**Provided data**

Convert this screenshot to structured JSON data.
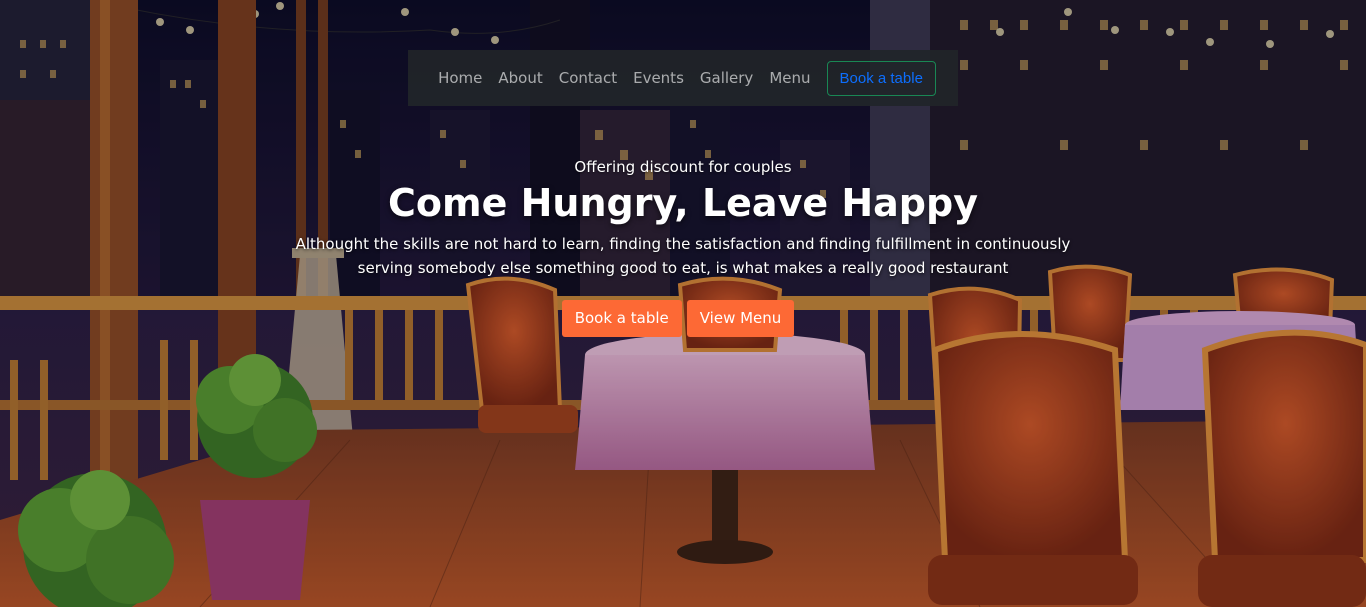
{
  "nav": {
    "links": [
      "Home",
      "About",
      "Contact",
      "Events",
      "Gallery",
      "Menu"
    ],
    "book_label": "Book a table"
  },
  "hero": {
    "tagline": "Offering discount for couples",
    "title": "Come Hungry, Leave Happy",
    "description": "Althought the skills are not hard to learn, finding the satisfaction and finding fulfillment in continuously serving somebody else something good to eat, is what makes a really good restaurant",
    "cta_primary": "Book a table",
    "cta_secondary": "View Menu"
  },
  "colors": {
    "accent": "#fd6935",
    "navbar_bg": "#212529",
    "nav_book_border": "#198754",
    "nav_book_text": "#0d6efd"
  }
}
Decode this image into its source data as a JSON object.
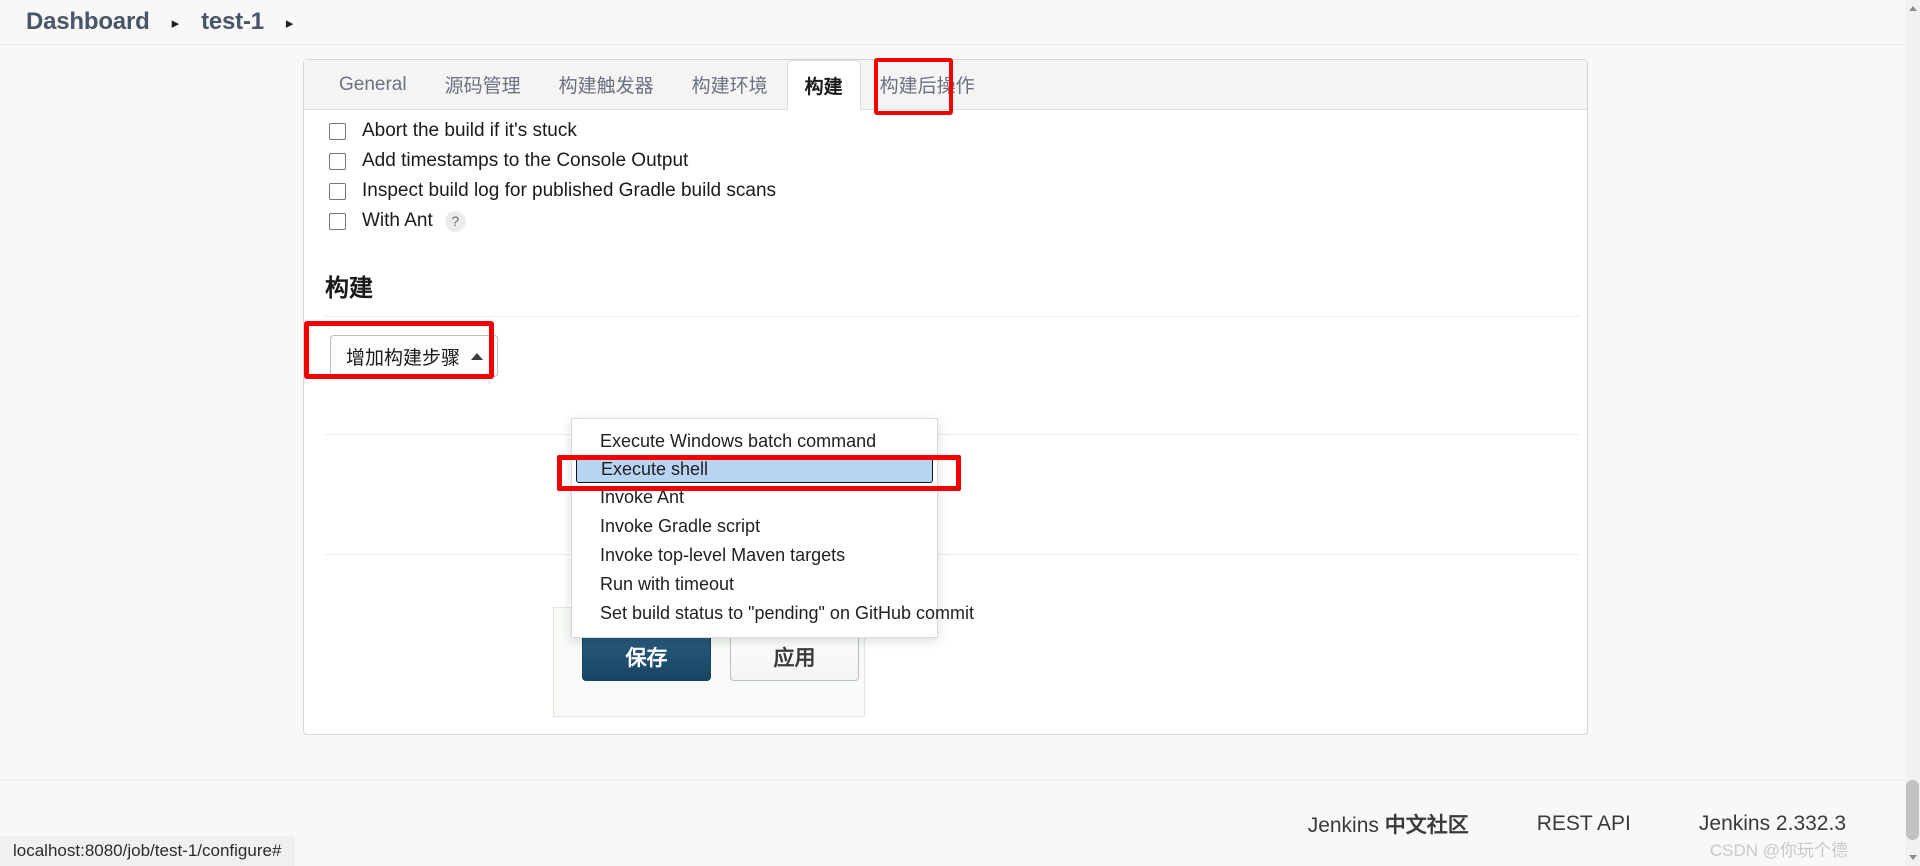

**Written instruction**
Copy the entries exactly. Leave out the images.

**Answer to this problem**
Convert this screenshot to structured JSON data.
{
  "nav": {
    "links": [
      "Home",
      "About",
      "Contact",
      "Events",
      "Gallery",
      "Menu"
    ],
    "book_label": "Book a table"
  },
  "hero": {
    "tagline": "Offering discount for couples",
    "title": "Come Hungry, Leave Happy",
    "description": "Althought the skills are not hard to learn, finding the satisfaction and finding fulfillment in continuously serving somebody else something good to eat, is what makes a really good restaurant",
    "cta_primary": "Book a table",
    "cta_secondary": "View Menu"
  },
  "colors": {
    "accent": "#fd6935",
    "navbar_bg": "#212529",
    "nav_book_border": "#198754",
    "nav_book_text": "#0d6efd"
  }
}
Decode this image into its source data as a JSON object.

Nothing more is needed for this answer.